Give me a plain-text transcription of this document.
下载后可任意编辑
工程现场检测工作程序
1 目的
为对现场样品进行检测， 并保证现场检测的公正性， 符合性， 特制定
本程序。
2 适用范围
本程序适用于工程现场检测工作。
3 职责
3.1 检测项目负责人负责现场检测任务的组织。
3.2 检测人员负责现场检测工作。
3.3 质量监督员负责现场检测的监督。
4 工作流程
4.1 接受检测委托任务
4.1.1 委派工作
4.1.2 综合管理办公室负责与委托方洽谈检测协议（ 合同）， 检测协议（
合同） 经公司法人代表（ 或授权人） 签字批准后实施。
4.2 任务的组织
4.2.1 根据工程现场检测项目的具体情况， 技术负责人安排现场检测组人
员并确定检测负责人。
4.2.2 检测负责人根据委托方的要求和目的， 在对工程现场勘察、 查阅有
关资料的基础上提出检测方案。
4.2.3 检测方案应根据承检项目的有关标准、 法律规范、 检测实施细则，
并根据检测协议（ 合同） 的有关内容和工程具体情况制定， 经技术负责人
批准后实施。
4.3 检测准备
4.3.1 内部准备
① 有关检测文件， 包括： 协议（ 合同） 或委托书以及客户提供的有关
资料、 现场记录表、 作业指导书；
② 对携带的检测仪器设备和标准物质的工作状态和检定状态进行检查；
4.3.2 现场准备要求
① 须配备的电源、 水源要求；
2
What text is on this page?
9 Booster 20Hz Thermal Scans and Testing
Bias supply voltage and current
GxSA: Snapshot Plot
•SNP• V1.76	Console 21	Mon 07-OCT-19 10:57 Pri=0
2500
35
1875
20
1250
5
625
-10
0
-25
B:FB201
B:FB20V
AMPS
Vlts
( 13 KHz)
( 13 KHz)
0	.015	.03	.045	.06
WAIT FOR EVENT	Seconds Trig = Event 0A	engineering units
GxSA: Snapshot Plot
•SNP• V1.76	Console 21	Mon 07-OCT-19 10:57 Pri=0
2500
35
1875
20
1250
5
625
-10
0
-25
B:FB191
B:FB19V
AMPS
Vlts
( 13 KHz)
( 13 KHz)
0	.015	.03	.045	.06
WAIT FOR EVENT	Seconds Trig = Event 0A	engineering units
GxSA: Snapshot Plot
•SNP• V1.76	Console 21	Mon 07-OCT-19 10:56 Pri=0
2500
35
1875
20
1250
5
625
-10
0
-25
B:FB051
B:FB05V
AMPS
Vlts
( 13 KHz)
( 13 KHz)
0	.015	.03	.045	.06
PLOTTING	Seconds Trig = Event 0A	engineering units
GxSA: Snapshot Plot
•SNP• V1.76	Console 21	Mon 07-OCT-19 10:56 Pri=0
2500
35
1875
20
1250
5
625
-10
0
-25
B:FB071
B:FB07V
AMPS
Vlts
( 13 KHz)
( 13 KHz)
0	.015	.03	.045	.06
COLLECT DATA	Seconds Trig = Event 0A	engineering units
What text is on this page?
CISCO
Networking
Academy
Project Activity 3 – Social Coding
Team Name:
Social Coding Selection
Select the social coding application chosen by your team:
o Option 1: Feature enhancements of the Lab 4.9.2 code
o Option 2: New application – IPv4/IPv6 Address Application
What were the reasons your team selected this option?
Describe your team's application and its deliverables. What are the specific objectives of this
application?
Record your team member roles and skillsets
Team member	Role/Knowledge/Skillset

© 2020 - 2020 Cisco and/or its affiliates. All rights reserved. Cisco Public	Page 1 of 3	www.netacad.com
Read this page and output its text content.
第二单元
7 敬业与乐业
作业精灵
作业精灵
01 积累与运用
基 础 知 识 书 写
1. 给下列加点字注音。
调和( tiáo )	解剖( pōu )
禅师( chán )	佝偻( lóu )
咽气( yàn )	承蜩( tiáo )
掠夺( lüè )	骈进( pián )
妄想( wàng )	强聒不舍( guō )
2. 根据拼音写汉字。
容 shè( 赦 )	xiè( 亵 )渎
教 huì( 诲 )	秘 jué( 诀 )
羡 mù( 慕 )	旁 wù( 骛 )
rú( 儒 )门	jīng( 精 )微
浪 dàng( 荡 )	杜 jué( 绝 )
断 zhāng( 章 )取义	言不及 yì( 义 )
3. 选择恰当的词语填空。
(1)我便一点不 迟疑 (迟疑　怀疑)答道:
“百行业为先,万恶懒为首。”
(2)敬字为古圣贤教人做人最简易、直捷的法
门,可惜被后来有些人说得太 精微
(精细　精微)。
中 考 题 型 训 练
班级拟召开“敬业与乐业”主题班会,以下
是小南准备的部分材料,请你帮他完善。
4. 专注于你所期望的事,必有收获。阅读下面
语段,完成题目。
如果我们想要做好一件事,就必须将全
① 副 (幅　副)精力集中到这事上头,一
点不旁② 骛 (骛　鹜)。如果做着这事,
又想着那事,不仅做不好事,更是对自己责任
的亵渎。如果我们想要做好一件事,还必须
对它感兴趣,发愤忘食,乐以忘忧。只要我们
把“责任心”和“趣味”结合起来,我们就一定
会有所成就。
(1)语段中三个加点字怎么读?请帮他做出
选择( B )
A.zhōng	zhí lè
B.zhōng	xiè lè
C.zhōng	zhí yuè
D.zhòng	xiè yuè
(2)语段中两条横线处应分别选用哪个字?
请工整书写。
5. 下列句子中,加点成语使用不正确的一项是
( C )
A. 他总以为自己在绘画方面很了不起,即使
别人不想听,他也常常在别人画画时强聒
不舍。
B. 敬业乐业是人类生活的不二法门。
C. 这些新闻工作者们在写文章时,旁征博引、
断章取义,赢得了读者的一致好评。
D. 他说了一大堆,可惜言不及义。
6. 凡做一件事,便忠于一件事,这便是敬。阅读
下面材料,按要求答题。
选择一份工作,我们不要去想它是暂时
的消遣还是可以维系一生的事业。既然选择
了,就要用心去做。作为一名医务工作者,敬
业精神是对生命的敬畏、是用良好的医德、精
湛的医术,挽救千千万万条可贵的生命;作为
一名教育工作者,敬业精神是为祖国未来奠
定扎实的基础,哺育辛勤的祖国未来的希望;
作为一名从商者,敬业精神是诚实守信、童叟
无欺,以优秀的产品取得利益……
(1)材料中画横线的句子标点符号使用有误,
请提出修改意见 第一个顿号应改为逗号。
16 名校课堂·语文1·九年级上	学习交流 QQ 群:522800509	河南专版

Task goal:
Quote the data above in full, changing nothing.

Output for this exercise:
Give me a plain-text transcription of this document.
下载后可任意编辑
工程现场检测工作程序
1 目的
为对现场样品进行检测， 并保证现场检测的公正性， 符合性， 特制定
本程序。
2 适用范围
本程序适用于工程现场检测工作。
3 职责
3.1 检测项目负责人负责现场检测任务的组织。
3.2 检测人员负责现场检测工作。
3.3 质量监督员负责现场检测的监督。
4 工作流程
4.1 接受检测委托任务
4.1.1 委派工作
4.1.2 综合管理办公室负责与委托方洽谈检测协议（ 合同）， 检测协议（
合同） 经公司法人代表（ 或授权人） 签字批准后实施。
4.2 任务的组织
4.2.1 根据工程现场检测项目的具体情况， 技术负责人安排现场检测组人
员并确定检测负责人。
4.2.2 检测负责人根据委托方的要求和目的， 在对工程现场勘察、 查阅有
关资料的基础上提出检测方案。
4.2.3 检测方案应根据承检项目的有关标准、 法律规范、 检测实施细则，
并根据检测协议（ 合同） 的有关内容和工程具体情况制定， 经技术负责人
批准后实施。
4.3 检测准备
4.3.1 内部准备
① 有关检测文件， 包括： 协议（ 合同） 或委托书以及客户提供的有关
资料、 现场记录表、 作业指导书；
② 对携带的检测仪器设备和标准物质的工作状态和检定状态进行检查；
4.3.2 现场准备要求
① 须配备的电源、 水源要求；
2
What text is on this page?
9 Booster 20Hz Thermal Scans and Testing
Bias supply voltage and current
GxSA: Snapshot Plot
•SNP• V1.76	Console 21	Mon 07-OCT-19 10:57 Pri=0
2500
35
1875
20
1250
5
625
-10
0
-25
B:FB201
B:FB20V
AMPS
Vlts
( 13 KHz)
( 13 KHz)
0	.015	.03	.045	.06
WAIT FOR EVENT	Seconds Trig = Event 0A	engineering units
GxSA: Snapshot Plot
•SNP• V1.76	Console 21	Mon 07-OCT-19 10:57 Pri=0
2500
35
1875
20
1250
5
625
-10
0
-25
B:FB191
B:FB19V
AMPS
Vlts
( 13 KHz)
( 13 KHz)
0	.015	.03	.045	.06
WAIT FOR EVENT	Seconds Trig = Event 0A	engineering units
GxSA: Snapshot Plot
•SNP• V1.76	Console 21	Mon 07-OCT-19 10:56 Pri=0
2500
35
1875
20
1250
5
625
-10
0
-25
B:FB051
B:FB05V
AMPS
Vlts
( 13 KHz)
( 13 KHz)
0	.015	.03	.045	.06
PLOTTING	Seconds Trig = Event 0A	engineering units
GxSA: Snapshot Plot
•SNP• V1.76	Console 21	Mon 07-OCT-19 10:56 Pri=0
2500
35
1875
20
1250
5
625
-10
0
-25
B:FB071
B:FB07V
AMPS
Vlts
( 13 KHz)
( 13 KHz)
0	.015	.03	.045	.06
COLLECT DATA	Seconds Trig = Event 0A	engineering units
What text is on this page?
CISCO
Networking
Academy
Project Activity 3 – Social Coding
Team Name:
Social Coding Selection
Select the social coding application chosen by your team:
o Option 1: Feature enhancements of the Lab 4.9.2 code
o Option 2: New application – IPv4/IPv6 Address Application
What were the reasons your team selected this option?
Describe your team's application and its deliverables. What are the specific objectives of this
application?
Record your team member roles and skillsets
Team member	Role/Knowledge/Skillset

© 2020 - 2020 Cisco and/or its affiliates. All rights reserved. Cisco Public	Page 1 of 3	www.netacad.com
Read this page and output its text content.
第二单元
7 敬业与乐业
作业精灵
作业精灵
01 积累与运用
基 础 知 识 书 写
1. 给下列加点字注音。
调和( tiáo )	解剖( pōu )
禅师( chán )	佝偻( lóu )
咽气( yàn )	承蜩( tiáo )
掠夺( lüè )	骈进( pián )
妄想( wàng )	强聒不舍( guō )
2. 根据拼音写汉字。
容 shè( 赦 )	xiè( 亵 )渎
教 huì( 诲 )	秘 jué( 诀 )
羡 mù( 慕 )	旁 wù( 骛 )
rú( 儒 )门	jīng( 精 )微
浪 dàng( 荡 )	杜 jué( 绝 )
断 zhāng( 章 )取义	言不及 yì( 义 )
3. 选择恰当的词语填空。
(1)我便一点不 迟疑 (迟疑　怀疑)答道:
“百行业为先,万恶懒为首。”
(2)敬字为古圣贤教人做人最简易、直捷的法
门,可惜被后来有些人说得太 精微
(精细　精微)。
中 考 题 型 训 练
班级拟召开“敬业与乐业”主题班会,以下
是小南准备的部分材料,请你帮他完善。
4. 专注于你所期望的事,必有收获。阅读下面
语段,完成题目。
如果我们想要做好一件事,就必须将全
① 副 (幅　副)精力集中到这事上头,一
点不旁② 骛 (骛　鹜)。如果做着这事,
又想着那事,不仅做不好事,更是对自己责任
的亵渎。如果我们想要做好一件事,还必须
对它感兴趣,发愤忘食,乐以忘忧。只要我们
把“责任心”和“趣味”结合起来,我们就一定
会有所成就。
(1)语段中三个加点字怎么读?请帮他做出
选择( B )
A.zhōng	zhí lè
B.zhōng	xiè lè
C.zhōng	zhí yuè
D.zhòng	xiè yuè
(2)语段中两条横线处应分别选用哪个字?
请工整书写。
5. 下列句子中,加点成语使用不正确的一项是
( C )
A. 他总以为自己在绘画方面很了不起,即使
别人不想听,他也常常在别人画画时强聒
不舍。
B. 敬业乐业是人类生活的不二法门。
C. 这些新闻工作者们在写文章时,旁征博引、
断章取义,赢得了读者的一致好评。
D. 他说了一大堆,可惜言不及义。
6. 凡做一件事,便忠于一件事,这便是敬。阅读
下面材料,按要求答题。
选择一份工作,我们不要去想它是暂时
的消遣还是可以维系一生的事业。既然选择
了,就要用心去做。作为一名医务工作者,敬
业精神是对生命的敬畏、是用良好的医德、精
湛的医术,挽救千千万万条可贵的生命;作为
一名教育工作者,敬业精神是为祖国未来奠
定扎实的基础,哺育辛勤的祖国未来的希望;
作为一名从商者,敬业精神是诚实守信、童叟
无欺,以优秀的产品取得利益……
(1)材料中画横线的句子标点符号使用有误,
请提出修改意见 第一个顿号应改为逗号。
16 名校课堂·语文1·九年级上	学习交流 QQ 群:522800509	河南专版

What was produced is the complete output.